Summary of scientific research
Each day, over a billion cells in our body die naturally. To replenish dying cells and repair wounds, every tissue of our body has resident stem cells. At the surface of our body, skin is especially vulnerable to physical assaults and pathogens. To cope with these stresses, skin has among the largest reservoirs of adult stem cells. Throughout life, they renew the body’s protective barrier, regenerate hair and repair surface wounds. Fuchs studies where stem cells come from and how they make and repair tissues. She explores how stem cells communicate with immune, dermal, and other cells in their environment, and how communication malfunctions in aging and cancers, with an aim to advance therapeutics.

Data entries
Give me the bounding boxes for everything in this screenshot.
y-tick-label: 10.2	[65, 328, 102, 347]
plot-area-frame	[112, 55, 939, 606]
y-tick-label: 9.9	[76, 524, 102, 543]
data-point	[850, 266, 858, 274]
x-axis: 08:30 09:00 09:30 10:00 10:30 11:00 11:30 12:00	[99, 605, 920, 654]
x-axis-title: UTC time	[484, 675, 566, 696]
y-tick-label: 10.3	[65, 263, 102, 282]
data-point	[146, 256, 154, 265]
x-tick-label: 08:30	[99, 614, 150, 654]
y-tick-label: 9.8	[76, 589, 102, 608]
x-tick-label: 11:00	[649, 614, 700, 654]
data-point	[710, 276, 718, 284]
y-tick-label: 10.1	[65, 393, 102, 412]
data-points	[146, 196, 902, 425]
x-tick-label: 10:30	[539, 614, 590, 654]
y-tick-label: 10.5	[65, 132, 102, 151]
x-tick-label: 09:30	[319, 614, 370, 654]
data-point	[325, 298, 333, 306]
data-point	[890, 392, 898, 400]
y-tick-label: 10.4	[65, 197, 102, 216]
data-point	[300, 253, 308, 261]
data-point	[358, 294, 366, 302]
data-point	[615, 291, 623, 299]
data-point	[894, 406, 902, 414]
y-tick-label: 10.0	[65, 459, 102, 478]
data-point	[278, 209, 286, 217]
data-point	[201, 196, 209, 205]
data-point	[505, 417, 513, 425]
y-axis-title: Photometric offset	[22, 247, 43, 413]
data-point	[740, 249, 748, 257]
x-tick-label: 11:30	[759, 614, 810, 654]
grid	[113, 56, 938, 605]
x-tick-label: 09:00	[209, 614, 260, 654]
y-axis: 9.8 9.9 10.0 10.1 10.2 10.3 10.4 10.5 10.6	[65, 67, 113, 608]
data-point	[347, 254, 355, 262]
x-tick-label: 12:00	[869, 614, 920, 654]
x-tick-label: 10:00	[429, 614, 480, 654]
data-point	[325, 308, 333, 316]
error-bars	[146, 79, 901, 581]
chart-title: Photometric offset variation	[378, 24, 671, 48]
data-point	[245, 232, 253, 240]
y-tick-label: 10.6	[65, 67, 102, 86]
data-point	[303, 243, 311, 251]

● EXERCISE PROMPT: Reproduce the passage of the stem cell research summary between "Summary of scientific" and "to advance therapeutics.", inclusive.

● TASK ANSWER:
Summary of scientific research
Each day, over a billion cells in our body die naturally. To replenish dying cells and repair wounds, every tissue of our body has resident stem cells. At the surface of our body, skin is especially vulnerable to physical assaults and pathogens. To cope with these stresses, skin has among the largest reservoirs of adult stem cells. Throughout life, they renew the body’s protective barrier, regenerate hair and repair surface wounds. Fuchs studies where stem cells come from and how they make and repair tissues. She explores how stem cells communicate with immune, dermal, and other cells in their environment, and how communication malfunctions in aging and cancers, with an aim to advance therapeutics.